- **What needs to be done**: Gather up every line from the entries below that uses the word "العلوم".

Dataset entries
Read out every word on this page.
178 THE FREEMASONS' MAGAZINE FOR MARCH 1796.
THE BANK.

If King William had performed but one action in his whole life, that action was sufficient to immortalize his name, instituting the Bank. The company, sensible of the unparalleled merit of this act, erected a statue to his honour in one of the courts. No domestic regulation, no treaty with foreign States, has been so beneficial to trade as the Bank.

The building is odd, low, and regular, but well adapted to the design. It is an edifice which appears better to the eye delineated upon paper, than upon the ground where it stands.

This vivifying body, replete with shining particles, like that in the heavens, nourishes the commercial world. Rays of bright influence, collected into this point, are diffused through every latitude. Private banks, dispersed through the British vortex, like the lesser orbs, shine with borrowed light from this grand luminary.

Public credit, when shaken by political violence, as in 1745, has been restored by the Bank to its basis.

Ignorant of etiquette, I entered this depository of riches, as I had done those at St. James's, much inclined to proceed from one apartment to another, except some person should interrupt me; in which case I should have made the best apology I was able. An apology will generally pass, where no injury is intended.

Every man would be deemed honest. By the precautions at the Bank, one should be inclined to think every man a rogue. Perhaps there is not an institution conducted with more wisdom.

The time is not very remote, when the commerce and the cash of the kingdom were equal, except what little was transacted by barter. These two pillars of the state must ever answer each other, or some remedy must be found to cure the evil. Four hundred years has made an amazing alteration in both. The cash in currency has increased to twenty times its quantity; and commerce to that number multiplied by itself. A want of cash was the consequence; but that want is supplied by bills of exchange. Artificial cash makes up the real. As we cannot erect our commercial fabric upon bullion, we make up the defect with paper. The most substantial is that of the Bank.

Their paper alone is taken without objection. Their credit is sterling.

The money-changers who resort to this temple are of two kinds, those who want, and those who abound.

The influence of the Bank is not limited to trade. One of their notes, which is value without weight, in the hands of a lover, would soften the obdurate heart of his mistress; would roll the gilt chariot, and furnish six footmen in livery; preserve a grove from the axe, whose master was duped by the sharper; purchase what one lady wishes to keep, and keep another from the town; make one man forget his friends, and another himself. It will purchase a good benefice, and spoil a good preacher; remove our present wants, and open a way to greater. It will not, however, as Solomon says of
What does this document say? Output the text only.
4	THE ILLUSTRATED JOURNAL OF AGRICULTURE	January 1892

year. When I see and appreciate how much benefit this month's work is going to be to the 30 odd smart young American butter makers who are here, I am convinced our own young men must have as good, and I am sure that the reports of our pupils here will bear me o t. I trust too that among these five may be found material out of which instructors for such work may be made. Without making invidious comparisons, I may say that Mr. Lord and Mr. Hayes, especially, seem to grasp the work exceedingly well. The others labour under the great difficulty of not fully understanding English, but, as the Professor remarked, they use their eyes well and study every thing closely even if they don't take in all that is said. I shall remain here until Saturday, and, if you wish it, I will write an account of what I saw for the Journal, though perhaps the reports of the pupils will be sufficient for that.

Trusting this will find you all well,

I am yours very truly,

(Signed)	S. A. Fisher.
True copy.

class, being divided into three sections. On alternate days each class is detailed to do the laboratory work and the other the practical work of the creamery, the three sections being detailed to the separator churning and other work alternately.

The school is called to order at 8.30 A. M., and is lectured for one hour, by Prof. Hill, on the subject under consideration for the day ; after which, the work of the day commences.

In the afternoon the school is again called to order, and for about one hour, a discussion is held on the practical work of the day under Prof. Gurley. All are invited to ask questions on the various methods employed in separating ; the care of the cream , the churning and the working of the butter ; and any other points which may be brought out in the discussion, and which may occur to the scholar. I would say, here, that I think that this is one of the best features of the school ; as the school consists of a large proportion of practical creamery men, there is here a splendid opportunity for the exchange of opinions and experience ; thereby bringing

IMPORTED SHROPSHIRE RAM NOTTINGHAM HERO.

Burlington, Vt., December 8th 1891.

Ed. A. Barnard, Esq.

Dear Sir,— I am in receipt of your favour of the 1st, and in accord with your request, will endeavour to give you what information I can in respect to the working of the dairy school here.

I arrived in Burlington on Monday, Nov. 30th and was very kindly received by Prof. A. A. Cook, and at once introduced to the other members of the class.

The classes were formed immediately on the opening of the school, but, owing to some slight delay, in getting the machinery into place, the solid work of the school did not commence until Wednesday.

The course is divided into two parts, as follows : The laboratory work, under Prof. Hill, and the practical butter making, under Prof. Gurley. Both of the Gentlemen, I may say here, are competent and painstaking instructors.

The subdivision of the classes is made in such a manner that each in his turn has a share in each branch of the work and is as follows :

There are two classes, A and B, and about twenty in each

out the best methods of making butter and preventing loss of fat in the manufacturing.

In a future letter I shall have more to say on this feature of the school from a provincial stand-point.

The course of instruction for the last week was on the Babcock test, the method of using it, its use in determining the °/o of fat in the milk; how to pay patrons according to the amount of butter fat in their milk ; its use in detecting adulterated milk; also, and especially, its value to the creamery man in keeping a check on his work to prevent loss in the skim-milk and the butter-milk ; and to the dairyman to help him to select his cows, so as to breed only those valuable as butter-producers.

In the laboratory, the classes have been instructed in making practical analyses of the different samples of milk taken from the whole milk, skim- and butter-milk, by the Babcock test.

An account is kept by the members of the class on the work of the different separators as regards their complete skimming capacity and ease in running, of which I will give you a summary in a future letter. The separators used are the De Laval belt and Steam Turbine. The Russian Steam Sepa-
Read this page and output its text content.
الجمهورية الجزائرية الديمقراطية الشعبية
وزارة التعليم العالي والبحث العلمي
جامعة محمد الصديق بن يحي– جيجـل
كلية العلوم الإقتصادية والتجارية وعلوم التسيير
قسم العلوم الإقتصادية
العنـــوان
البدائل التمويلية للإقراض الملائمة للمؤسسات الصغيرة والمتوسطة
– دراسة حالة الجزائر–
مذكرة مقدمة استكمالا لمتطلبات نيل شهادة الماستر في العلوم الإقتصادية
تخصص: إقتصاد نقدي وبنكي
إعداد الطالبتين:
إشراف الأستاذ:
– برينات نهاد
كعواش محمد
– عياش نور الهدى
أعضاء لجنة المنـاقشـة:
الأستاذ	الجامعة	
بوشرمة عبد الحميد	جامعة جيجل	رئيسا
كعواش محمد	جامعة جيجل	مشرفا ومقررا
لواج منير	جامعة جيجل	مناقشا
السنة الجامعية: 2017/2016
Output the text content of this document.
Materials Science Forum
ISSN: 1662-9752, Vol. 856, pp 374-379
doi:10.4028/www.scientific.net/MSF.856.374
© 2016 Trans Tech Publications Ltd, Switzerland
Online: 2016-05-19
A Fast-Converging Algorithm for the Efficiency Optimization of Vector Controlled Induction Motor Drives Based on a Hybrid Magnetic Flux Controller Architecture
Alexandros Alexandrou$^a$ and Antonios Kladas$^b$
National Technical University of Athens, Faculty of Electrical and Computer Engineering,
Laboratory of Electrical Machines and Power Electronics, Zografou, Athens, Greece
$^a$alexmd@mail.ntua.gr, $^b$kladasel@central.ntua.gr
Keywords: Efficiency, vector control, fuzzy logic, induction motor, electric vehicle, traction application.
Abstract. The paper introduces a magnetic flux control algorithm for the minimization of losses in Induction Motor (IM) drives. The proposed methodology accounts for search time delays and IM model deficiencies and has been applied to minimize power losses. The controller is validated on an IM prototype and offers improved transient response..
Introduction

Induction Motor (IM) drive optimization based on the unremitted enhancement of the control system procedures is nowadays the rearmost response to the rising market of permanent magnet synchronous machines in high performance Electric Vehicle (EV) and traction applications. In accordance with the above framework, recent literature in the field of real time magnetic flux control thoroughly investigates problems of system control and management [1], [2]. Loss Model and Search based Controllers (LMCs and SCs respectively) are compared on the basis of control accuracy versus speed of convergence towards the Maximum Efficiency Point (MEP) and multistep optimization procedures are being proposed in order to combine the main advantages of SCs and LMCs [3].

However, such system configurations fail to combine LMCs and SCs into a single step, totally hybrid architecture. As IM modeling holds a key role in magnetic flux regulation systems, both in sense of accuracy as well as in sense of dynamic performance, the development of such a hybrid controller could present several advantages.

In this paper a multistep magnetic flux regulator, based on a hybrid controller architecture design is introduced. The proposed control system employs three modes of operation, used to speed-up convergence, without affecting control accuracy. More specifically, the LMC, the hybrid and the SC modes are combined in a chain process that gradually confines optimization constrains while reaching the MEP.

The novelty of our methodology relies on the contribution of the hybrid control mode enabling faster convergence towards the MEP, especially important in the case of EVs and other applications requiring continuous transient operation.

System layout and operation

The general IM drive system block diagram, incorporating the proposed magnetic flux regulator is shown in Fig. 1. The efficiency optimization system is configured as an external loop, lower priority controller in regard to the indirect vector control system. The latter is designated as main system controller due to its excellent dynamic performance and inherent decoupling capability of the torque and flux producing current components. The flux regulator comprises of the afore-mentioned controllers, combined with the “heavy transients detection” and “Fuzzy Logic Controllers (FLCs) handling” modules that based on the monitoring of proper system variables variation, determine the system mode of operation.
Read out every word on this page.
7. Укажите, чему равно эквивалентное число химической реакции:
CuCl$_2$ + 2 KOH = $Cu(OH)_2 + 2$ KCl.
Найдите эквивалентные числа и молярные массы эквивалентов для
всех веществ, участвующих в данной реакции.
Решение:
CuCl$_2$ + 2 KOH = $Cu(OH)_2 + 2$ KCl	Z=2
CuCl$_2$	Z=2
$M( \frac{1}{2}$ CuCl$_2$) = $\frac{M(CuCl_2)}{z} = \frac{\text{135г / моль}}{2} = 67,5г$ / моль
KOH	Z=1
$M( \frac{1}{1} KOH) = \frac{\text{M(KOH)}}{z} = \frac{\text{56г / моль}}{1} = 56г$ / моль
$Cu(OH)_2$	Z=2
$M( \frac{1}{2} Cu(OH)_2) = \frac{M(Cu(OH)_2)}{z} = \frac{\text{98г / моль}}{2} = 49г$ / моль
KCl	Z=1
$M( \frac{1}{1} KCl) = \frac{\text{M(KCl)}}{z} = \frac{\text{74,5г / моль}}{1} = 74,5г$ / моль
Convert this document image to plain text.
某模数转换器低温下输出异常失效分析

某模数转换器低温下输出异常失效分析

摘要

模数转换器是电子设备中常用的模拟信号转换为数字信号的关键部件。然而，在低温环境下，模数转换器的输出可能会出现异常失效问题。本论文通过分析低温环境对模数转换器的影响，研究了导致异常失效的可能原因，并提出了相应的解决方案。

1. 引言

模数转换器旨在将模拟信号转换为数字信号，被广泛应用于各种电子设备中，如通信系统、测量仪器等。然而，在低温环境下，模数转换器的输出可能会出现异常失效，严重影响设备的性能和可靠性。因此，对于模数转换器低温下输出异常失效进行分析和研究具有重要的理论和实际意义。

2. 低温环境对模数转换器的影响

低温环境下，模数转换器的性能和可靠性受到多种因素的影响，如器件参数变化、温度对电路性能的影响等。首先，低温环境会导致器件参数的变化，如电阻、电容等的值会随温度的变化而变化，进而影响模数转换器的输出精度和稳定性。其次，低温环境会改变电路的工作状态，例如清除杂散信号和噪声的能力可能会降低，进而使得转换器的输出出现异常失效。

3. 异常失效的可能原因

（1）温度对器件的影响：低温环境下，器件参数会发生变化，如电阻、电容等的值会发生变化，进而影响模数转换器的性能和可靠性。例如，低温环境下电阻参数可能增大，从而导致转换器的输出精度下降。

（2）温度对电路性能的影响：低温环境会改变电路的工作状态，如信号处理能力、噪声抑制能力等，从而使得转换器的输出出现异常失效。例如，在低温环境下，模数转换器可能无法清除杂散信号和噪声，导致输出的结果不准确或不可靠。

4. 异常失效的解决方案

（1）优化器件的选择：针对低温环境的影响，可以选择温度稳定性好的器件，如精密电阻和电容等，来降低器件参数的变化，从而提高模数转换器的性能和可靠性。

- **Complete response**:
كلية العلوم الإقتصادية والتجارية وعلوم التسيير
قسم العلوم الإقتصادية
مذكرة مقدمة استكمالا لمتطلبات نيل شهادة الماستر في العلوم الإقتصادية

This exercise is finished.